Each line below should be quoted exactly, please.
○ ○ ○ ○
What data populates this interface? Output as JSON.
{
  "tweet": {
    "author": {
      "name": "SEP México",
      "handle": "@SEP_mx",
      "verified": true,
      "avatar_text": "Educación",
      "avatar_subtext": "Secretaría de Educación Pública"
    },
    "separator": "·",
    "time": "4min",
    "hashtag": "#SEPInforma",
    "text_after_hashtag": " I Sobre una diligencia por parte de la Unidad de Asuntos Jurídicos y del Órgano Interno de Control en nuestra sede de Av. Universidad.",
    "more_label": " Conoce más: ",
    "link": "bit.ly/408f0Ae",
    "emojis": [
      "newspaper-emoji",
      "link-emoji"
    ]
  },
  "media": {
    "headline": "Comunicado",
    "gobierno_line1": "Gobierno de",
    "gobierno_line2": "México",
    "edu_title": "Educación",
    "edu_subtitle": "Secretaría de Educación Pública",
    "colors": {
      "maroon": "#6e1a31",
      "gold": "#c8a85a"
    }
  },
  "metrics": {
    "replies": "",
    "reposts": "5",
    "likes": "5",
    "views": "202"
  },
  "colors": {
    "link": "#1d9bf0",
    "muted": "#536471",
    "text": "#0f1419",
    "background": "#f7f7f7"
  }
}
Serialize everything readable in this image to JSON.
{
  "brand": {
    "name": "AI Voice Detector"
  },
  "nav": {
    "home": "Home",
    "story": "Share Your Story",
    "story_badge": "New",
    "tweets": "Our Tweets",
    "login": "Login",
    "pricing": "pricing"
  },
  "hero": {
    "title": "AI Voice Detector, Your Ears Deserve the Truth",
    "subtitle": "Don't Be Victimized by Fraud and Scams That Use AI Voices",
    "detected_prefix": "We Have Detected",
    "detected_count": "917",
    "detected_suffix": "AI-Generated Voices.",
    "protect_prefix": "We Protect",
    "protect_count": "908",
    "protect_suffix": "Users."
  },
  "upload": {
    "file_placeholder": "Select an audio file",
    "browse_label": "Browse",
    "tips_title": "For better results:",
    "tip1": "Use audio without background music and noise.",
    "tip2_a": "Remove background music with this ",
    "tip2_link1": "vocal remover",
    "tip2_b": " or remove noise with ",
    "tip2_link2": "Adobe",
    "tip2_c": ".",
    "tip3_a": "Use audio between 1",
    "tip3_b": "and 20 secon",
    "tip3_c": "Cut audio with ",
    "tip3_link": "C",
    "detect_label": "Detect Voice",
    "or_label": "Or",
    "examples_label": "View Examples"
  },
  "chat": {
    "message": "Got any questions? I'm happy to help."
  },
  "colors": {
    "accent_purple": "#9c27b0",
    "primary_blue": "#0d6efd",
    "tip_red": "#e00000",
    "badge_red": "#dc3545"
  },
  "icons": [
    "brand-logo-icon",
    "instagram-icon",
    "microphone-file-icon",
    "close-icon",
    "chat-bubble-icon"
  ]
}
○ ○ ○ ○
Solution to this problem ▸
What data populates this interface? Output as JSON.
{
  "tweet": {
    "author": {
      "name": "SEP México",
      "handle": "@SEP_mx",
      "verified": true,
      "avatar_text": "Educación",
      "avatar_subtext": "Secretaría de Educación Pública"
    },
    "separator": "·",
    "time": "4min",
    "hashtag": "#SEPInforma",
    "text_after_hashtag": " I Sobre una diligencia por parte de la Unidad de Asuntos Jurídicos y del Órgano Interno de Control en nuestra sede de Av. Universidad.",
    "more_label": " Conoce más: ",
    "link": "bit.ly/408f0Ae",
    "emojis": [
      "newspaper-emoji",
      "link-emoji"
    ]
  },
  "media": {
    "headline": "Comunicado",
    "gobierno_line1": "Gobierno de",
    "gobierno_line2": "México",
    "edu_title": "Educación",
    "edu_subtitle": "Secretaría de Educación Pública",
    "colors": {
      "maroon": "#6e1a31",
      "gold": "#c8a85a"
    }
  },
  "metrics": {
    "replies": "",
    "reposts": "5",
    "likes": "5",
    "views": "202"
  },
  "colors": {
    "link": "#1d9bf0",
    "muted": "#536471",
    "text": "#0f1419",
    "background": "#f7f7f7"
  }
}
Serialize everything readable in this image to JSON.
{
  "brand": {
    "name": "AI Voice Detector"
  },
  "nav": {
    "home": "Home",
    "story": "Share Your Story",
    "story_badge": "New",
    "tweets": "Our Tweets",
    "login": "Login",
    "pricing": "pricing"
  },
  "hero": {
    "title": "AI Voice Detector, Your Ears Deserve the Truth",
    "subtitle": "Don't Be Victimized by Fraud and Scams That Use AI Voices",
    "detected_prefix": "We Have Detected",
    "detected_count": "917",
    "detected_suffix": "AI-Generated Voices.",
    "protect_prefix": "We Protect",
    "protect_count": "908",
    "protect_suffix": "Users."
  },
  "upload": {
    "file_placeholder": "Select an audio file",
    "browse_label": "Browse",
    "tips_title": "For better results:",
    "tip1": "Use audio without background music and noise.",
    "tip2_a": "Remove background music with this ",
    "tip2_link1": "vocal remover",
    "tip2_b": " or remove noise with ",
    "tip2_link2": "Adobe",
    "tip2_c": ".",
    "tip3_a": "Use audio between 1",
    "tip3_b": "and 20 secon",
    "tip3_c": "Cut audio with ",
    "tip3_link": "C",
    "detect_label": "Detect Voice",
    "or_label": "Or",
    "examples_label": "View Examples"
  },
  "chat": {
    "message": "Got any questions? I'm happy to help."
  },
  "colors": {
    "accent_purple": "#9c27b0",
    "primary_blue": "#0d6efd",
    "tip_red": "#e00000",
    "badge_red": "#dc3545"
  },
  "icons": [
    "brand-logo-icon",
    "instagram-icon",
    "microphone-file-icon",
    "close-icon",
    "chat-bubble-icon"
  ]
}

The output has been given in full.